THE PROBLEM » All lines below containing the string "contact" are to be copied.

TASK INPUT »

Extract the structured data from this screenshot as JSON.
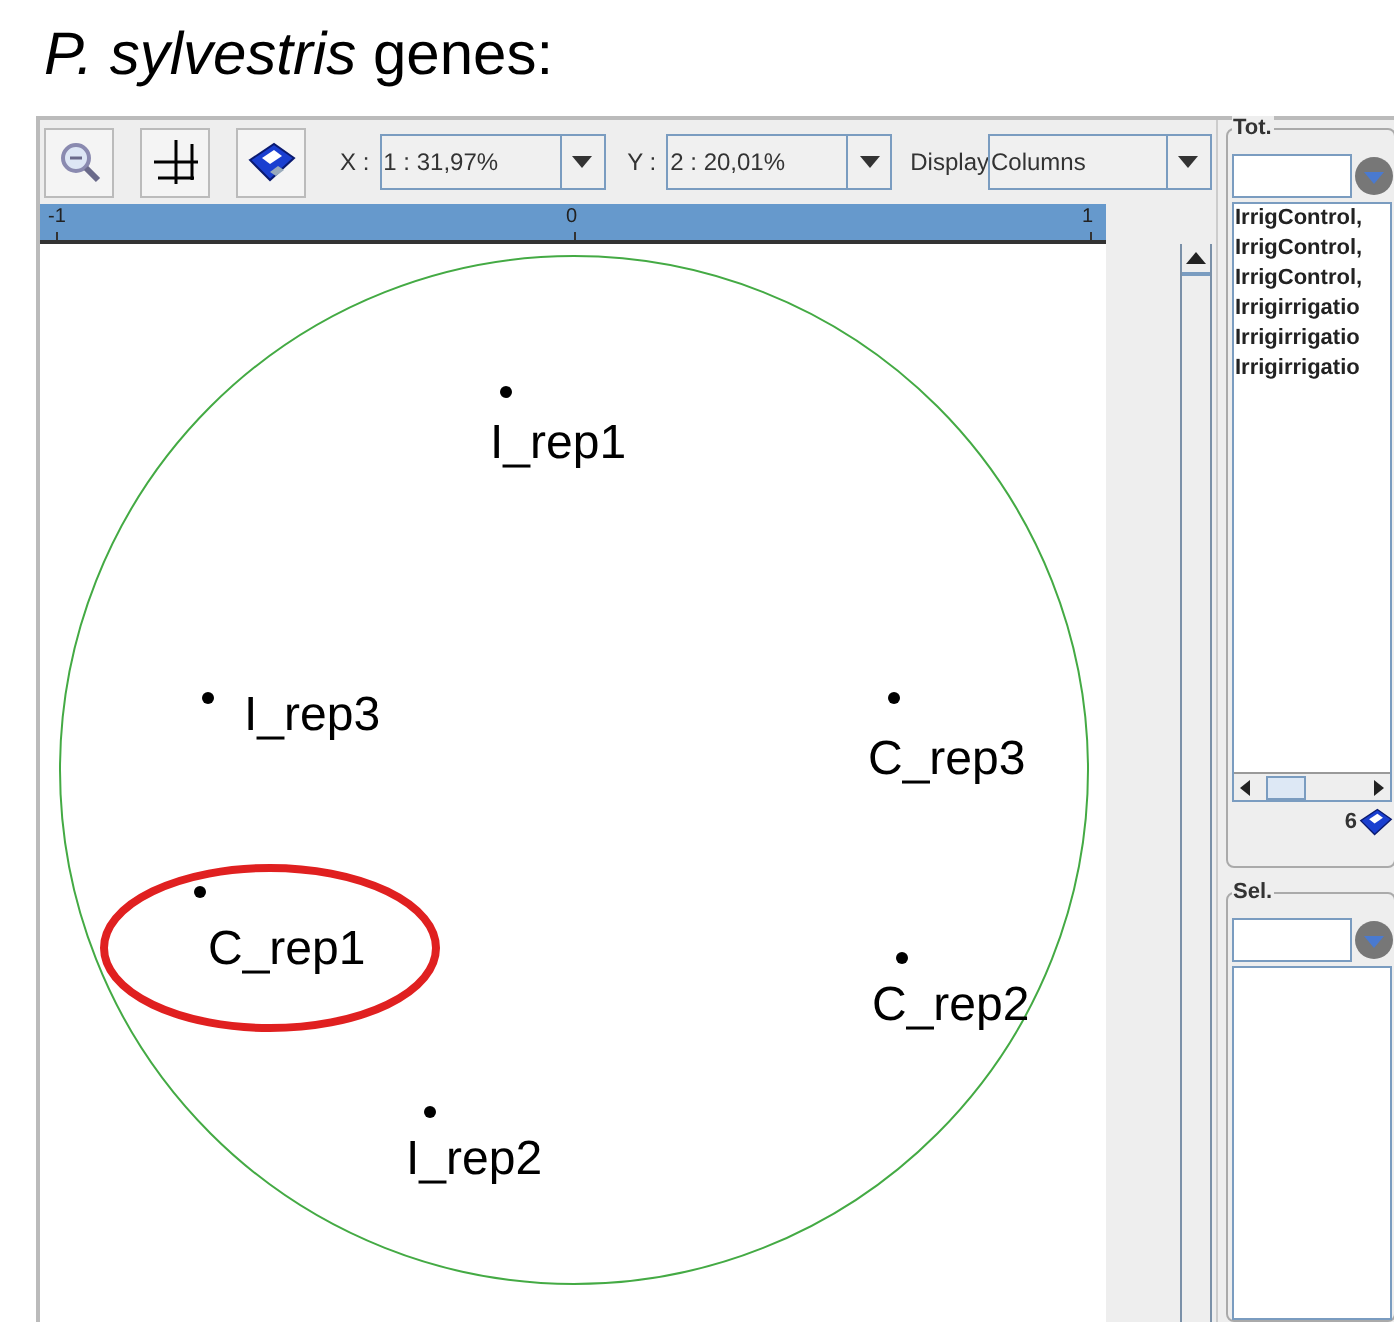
{
  "slide_title": "*P. sylvestris* genes:",
  "toolbar": {
    "x_label": "X :",
    "x_value": "1 : 31,97%",
    "y_label": "Y :",
    "y_value": "2 : 20,01%",
    "display_label": "Display",
    "display_value": "Columns"
  },
  "ruler": {
    "ticks": [
      "-1",
      "0",
      "1"
    ]
  },
  "points": [
    {
      "label": "I_rep1",
      "highlighted": false
    },
    {
      "label": "I_rep3",
      "highlighted": false
    },
    {
      "label": "C_rep3",
      "highlighted": false
    },
    {
      "label": "C_rep1",
      "highlighted": true
    },
    {
      "label": "C_rep2",
      "highlighted": false
    },
    {
      "label": "I_rep2",
      "highlighted": false
    }
  ],
  "tot_panel": {
    "title": "Tot.",
    "items": [
      "IrrigControl,",
      "IrrigControl,",
      "IrrigControl,",
      "Irrigirrigatio",
      "Irrigirrigatio",
      "Irrigirrigatio"
    ],
    "count": "6"
  },
  "sel_panel": {
    "title": "Sel."
  }
}
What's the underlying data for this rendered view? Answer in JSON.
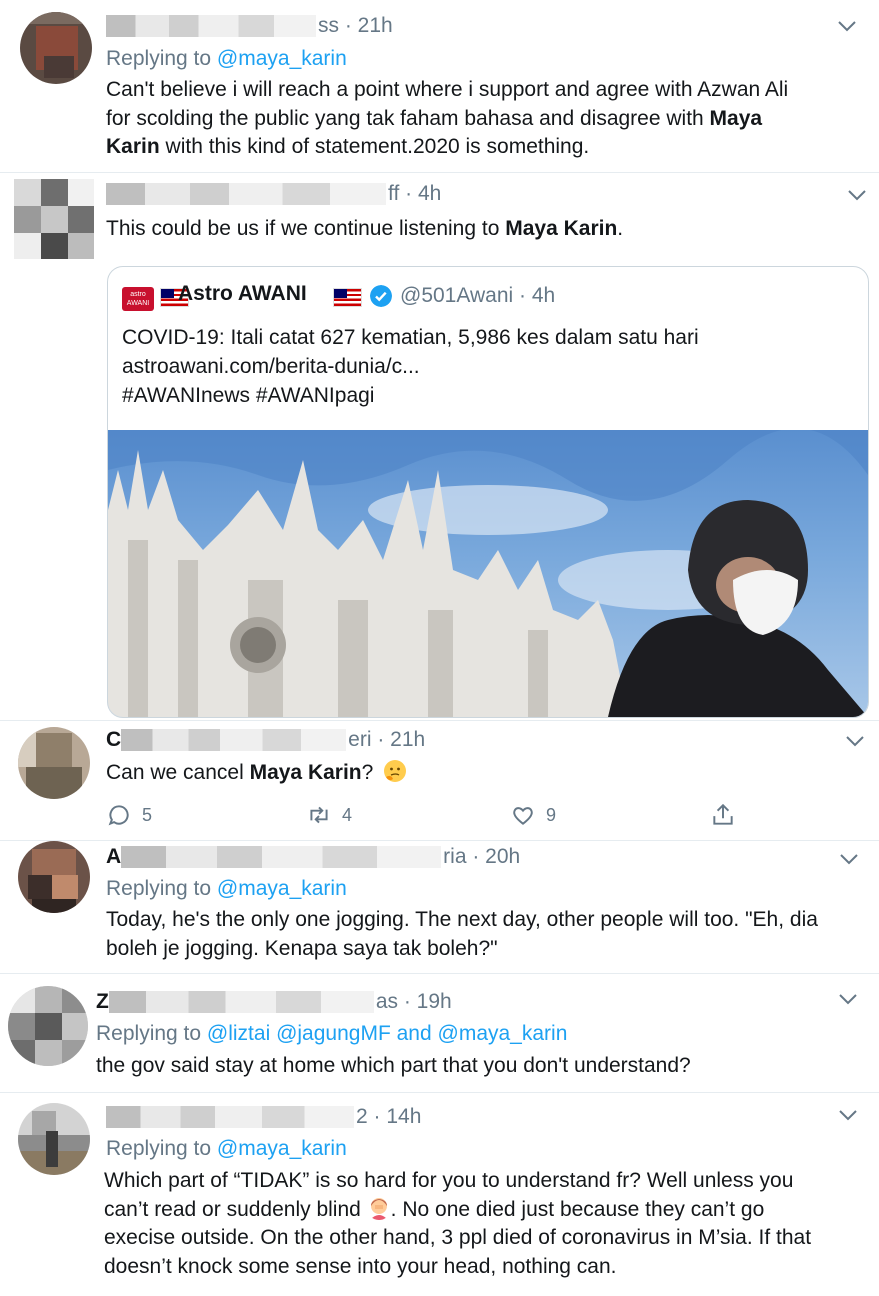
{
  "tweets": [
    {
      "name_suffix": "ss",
      "time": "· 21h",
      "replying_prefix": "Replying to",
      "replying_to": "@maya_karin",
      "body_lines": [
        "Can't believe i will reach a point where i support and agree with Azwan Ali",
        "for scolding the public yang tak faham bahasa and disagree with ",
        "Maya",
        "Karin",
        " with this kind of statement.2020 is something."
      ]
    },
    {
      "name_suffix": "ff",
      "time": "· 4h",
      "body_pre": "This could be us if we continue listening to ",
      "body_bold": "Maya Karin",
      "body_post": ".",
      "quote": {
        "logo_line1": "astro",
        "logo_line2": "AWANI",
        "name": "Astro AWANI",
        "handle": "@501Awani · 4h",
        "lines": [
          "COVID-19: Itali catat 627 kematian, 5,986 kes dalam satu hari",
          "astroawani.com/berita-dunia/c...",
          "#AWANInews #AWANIpagi"
        ]
      }
    },
    {
      "name_prefix": "C",
      "name_suffix": "eri",
      "time": "· 21h",
      "body_pre": "Can we cancel ",
      "body_bold": "Maya Karin",
      "body_post": "?",
      "emoji": "thinking-face",
      "actions": {
        "replies": "5",
        "retweets": "4",
        "likes": "9"
      }
    },
    {
      "name_prefix": "A",
      "name_suffix": "ria",
      "time": "· 20h",
      "replying_prefix": "Replying to",
      "replying_to": "@maya_karin",
      "body_lines": [
        "Today, he's the only one jogging. The next day, other people will too. \"Eh, dia",
        "boleh je jogging. Kenapa saya tak boleh?\""
      ]
    },
    {
      "name_prefix": "Z",
      "name_suffix": "as",
      "time": "· 19h",
      "replying_prefix": "Replying to",
      "replying_mention_1": "@liztai",
      "replying_mention_2": "@jagungMF",
      "replying_and": "and",
      "replying_mention_3": "@maya_karin",
      "body_lines": [
        "the gov said stay at home which part that you don't understand?"
      ]
    },
    {
      "name_suffix": "2",
      "time": "· 14h",
      "replying_prefix": "Replying to",
      "replying_to": "@maya_karin",
      "body_lines": [
        "Which part of “TIDAK” is so hard for you to understand fr? Well unless you",
        "can’t read or suddenly blind ",
        ". No one died just because they can’t go",
        "execise outside. On the other hand, 3 ppl died of coronavirus in M’sia. If that",
        "doesn’t knock some sense into your head, nothing can."
      ],
      "emoji": "person-facepalming"
    }
  ],
  "colors": {
    "link": "#1da1f2",
    "muted": "#657786",
    "text": "#14171a",
    "divider": "#e6ecf0"
  }
}
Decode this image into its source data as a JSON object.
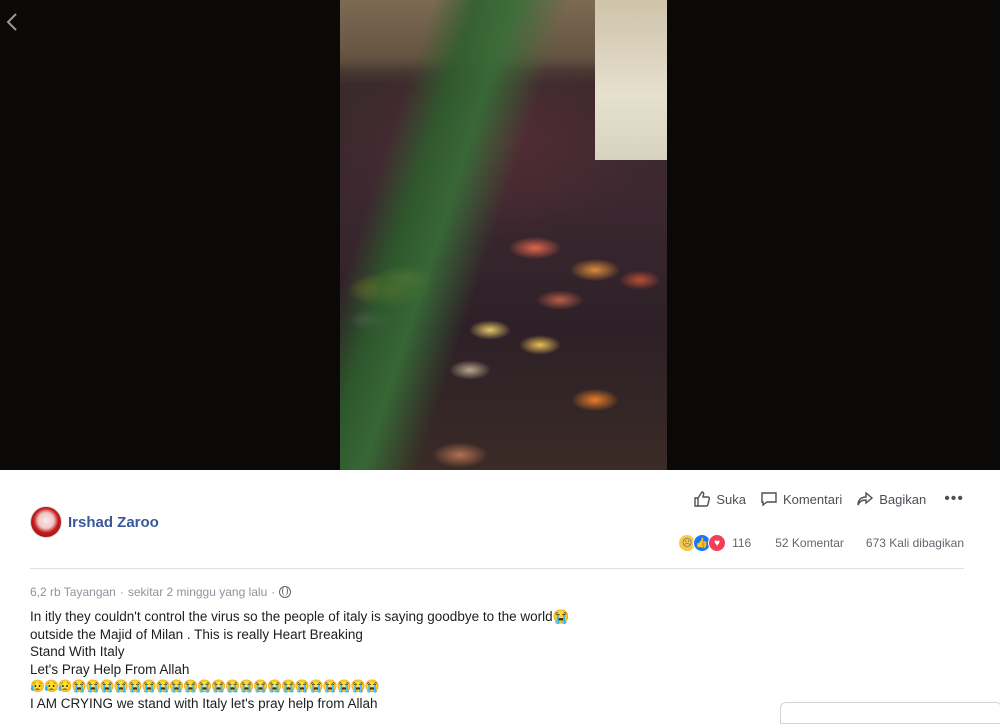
{
  "nav": {
    "back_icon": "chevron-left-icon"
  },
  "video": {
    "description_icon": "video-frame"
  },
  "post": {
    "author": {
      "name": "Irshad Zaroo"
    },
    "actions": {
      "like": "Suka",
      "comment": "Komentari",
      "share": "Bagikan",
      "more": "•••"
    },
    "stats": {
      "reaction_count": "116",
      "comments": "52 Komentar",
      "shares": "673 Kali dibagikan",
      "reaction_icons": [
        "sad-reaction-icon",
        "like-reaction-icon",
        "love-reaction-icon"
      ]
    },
    "meta": {
      "views": "6,2 rb Tayangan",
      "separator": "·",
      "time": "sekitar 2 minggu yang lalu",
      "separator2": "·"
    },
    "text": {
      "line1": "In itly they couldn't control the virus so the people of italy is saying goodbye to the world😭",
      "line2": "outside the Majid of Milan . This is really Heart Breaking",
      "line3": "Stand With Italy",
      "line4": "Let's Pray Help From Allah",
      "line5": "😥😥😥😭😭😭😭😭😭😭😭😭😭😭😭😭😭😭😭😭😭😭😭😭😭",
      "line6": "I AM CRYING we stand with Italy let's pray help from Allah"
    }
  },
  "colors": {
    "author_link": "#385898",
    "text": "#1c1e21",
    "meta": "#8d949e",
    "video_bg": "#0b0908"
  }
}
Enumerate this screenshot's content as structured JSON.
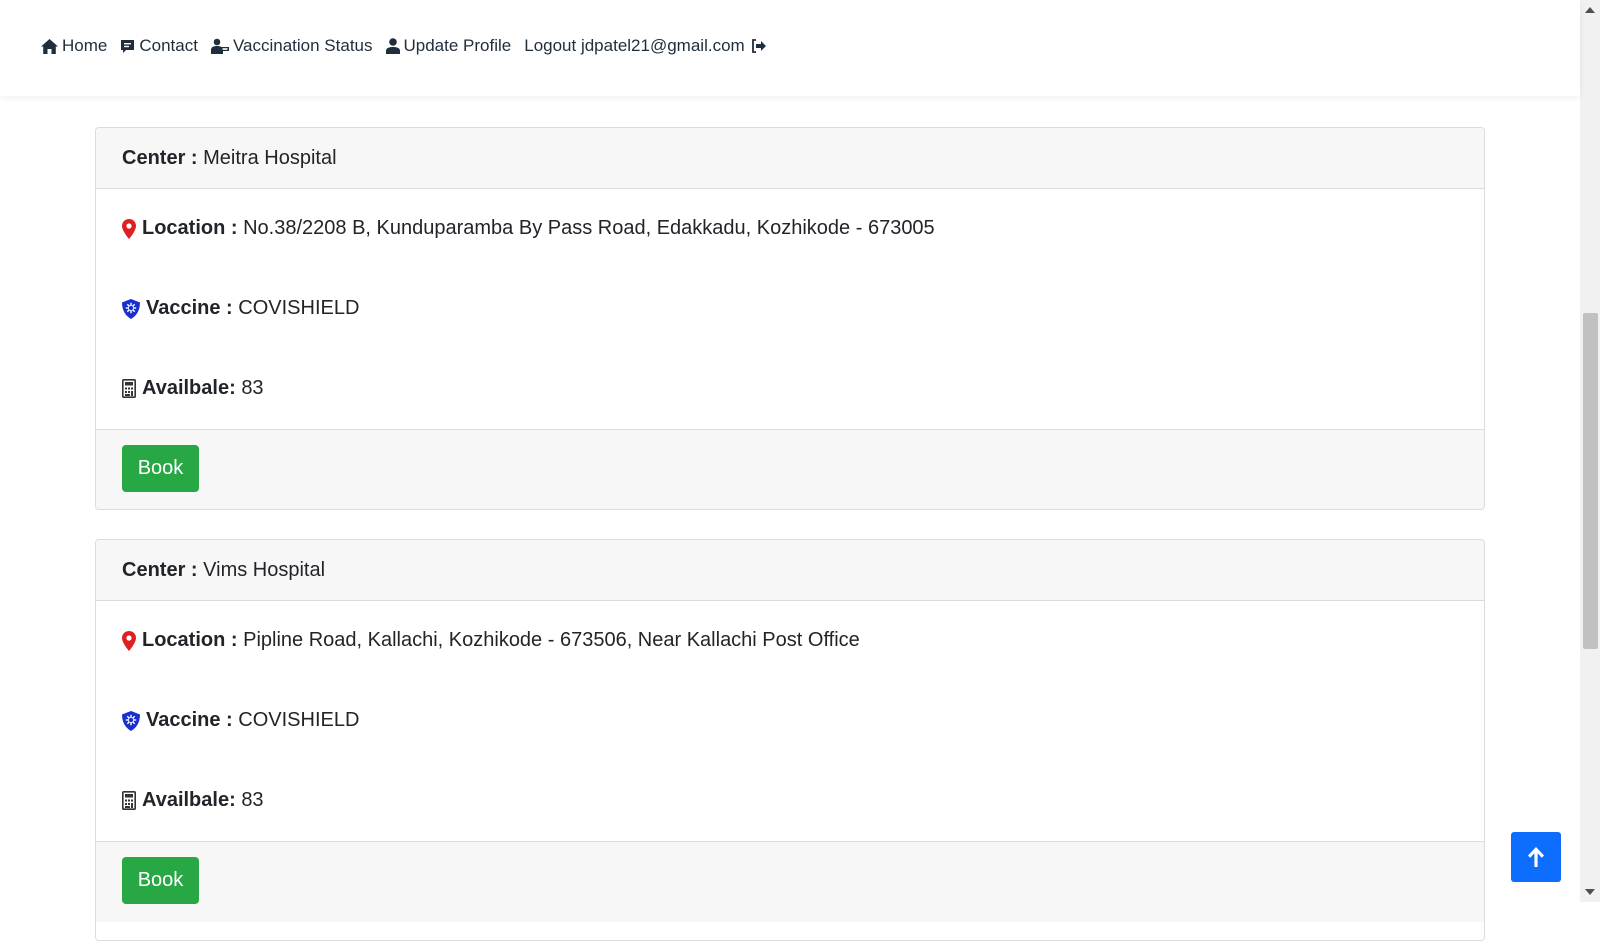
{
  "nav": {
    "home": "Home",
    "contact": "Contact",
    "vaccination_status": "Vaccination Status",
    "update_profile": "Update Profile",
    "logout": "Logout jdpatel21@gmail.com"
  },
  "labels": {
    "center": "Center :",
    "location": "Location :",
    "vaccine": "Vaccine :",
    "available": "Availbale:",
    "book": "Book"
  },
  "centers": [
    {
      "name": "Meitra Hospital",
      "location": "No.38/2208 B, Kunduparamba By Pass Road, Edakkadu, Kozhikode - 673005",
      "vaccine": "COVISHIELD",
      "available": "83"
    },
    {
      "name": "Vims Hospital",
      "location": "Pipline Road, Kallachi, Kozhikode - 673506, Near Kallachi Post Office",
      "vaccine": "COVISHIELD",
      "available": "83"
    }
  ],
  "colors": {
    "book_button": "#28a745",
    "back_to_top": "#0d6efd",
    "location_icon": "#e02020",
    "vaccine_icon": "#1a2fd0"
  },
  "icons": {
    "home": "home-icon",
    "contact": "comment-icon",
    "vaccination_status": "user-injection-icon",
    "update_profile": "user-icon",
    "logout": "sign-out-icon",
    "location": "map-pin-icon",
    "vaccine": "shield-virus-icon",
    "available": "calculator-icon",
    "back_to_top": "arrow-up-icon"
  }
}
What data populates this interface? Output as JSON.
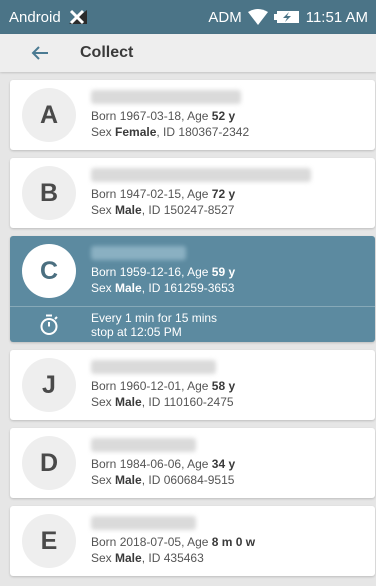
{
  "status_bar": {
    "carrier": "Android",
    "network": "ADM",
    "time": "11:51 AM"
  },
  "app_bar": {
    "title": "Collect"
  },
  "patients": [
    {
      "letter": "A",
      "born_prefix": "Born ",
      "born_date": "1967-03-18",
      "age_prefix": ", Age ",
      "age": "52 y",
      "sex_prefix": "Sex ",
      "sex": "Female",
      "id_prefix": ", ID ",
      "id": "180367-2342"
    },
    {
      "letter": "B",
      "born_prefix": "Born ",
      "born_date": "1947-02-15",
      "age_prefix": ", Age ",
      "age": "72 y",
      "sex_prefix": "Sex ",
      "sex": "Male",
      "id_prefix": ", ID ",
      "id": "150247-8527"
    },
    {
      "letter": "C",
      "born_prefix": "Born ",
      "born_date": "1959-12-16",
      "age_prefix": ", Age ",
      "age": "59 y",
      "sex_prefix": "Sex ",
      "sex": "Male",
      "id_prefix": ", ID ",
      "id": "161259-3653",
      "timer_line1": "Every 1 min for 15 mins",
      "timer_line2": "stop at 12:05 PM"
    },
    {
      "letter": "J",
      "born_prefix": "Born ",
      "born_date": "1960-12-01",
      "age_prefix": ", Age ",
      "age": "58 y",
      "sex_prefix": "Sex ",
      "sex": "Male",
      "id_prefix": ", ID ",
      "id": "110160-2475"
    },
    {
      "letter": "D",
      "born_prefix": "Born ",
      "born_date": "1984-06-06",
      "age_prefix": ", Age ",
      "age": "34 y",
      "sex_prefix": "Sex ",
      "sex": "Male",
      "id_prefix": ", ID ",
      "id": "060684-9515"
    },
    {
      "letter": "E",
      "born_prefix": "Born ",
      "born_date": "2018-07-05",
      "age_prefix": ", Age ",
      "age": "8 m 0 w",
      "sex_prefix": "Sex ",
      "sex": "Male",
      "id_prefix": ", ID ",
      "id": "435463"
    }
  ],
  "colors": {
    "status_bar": "#4b7487",
    "selected_card": "#5c8aa0",
    "background": "#e6e6e6"
  },
  "icons": {
    "back": "arrow-left-icon",
    "timer": "stopwatch-icon",
    "no_signal": "no-signal-icon",
    "wifi": "wifi-icon",
    "battery": "battery-charging-icon"
  }
}
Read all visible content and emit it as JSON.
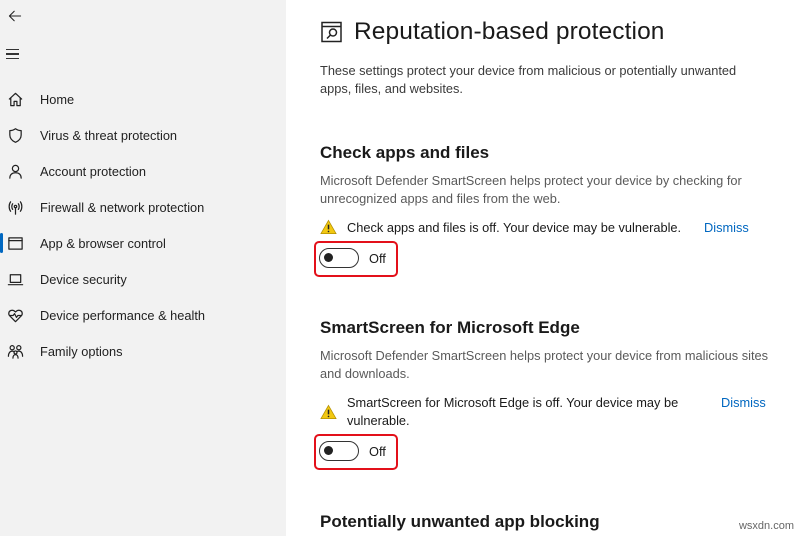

ANSWER TO THIS EXERCISE »
    "contact": "Contact",
    "contact": "comment-icon",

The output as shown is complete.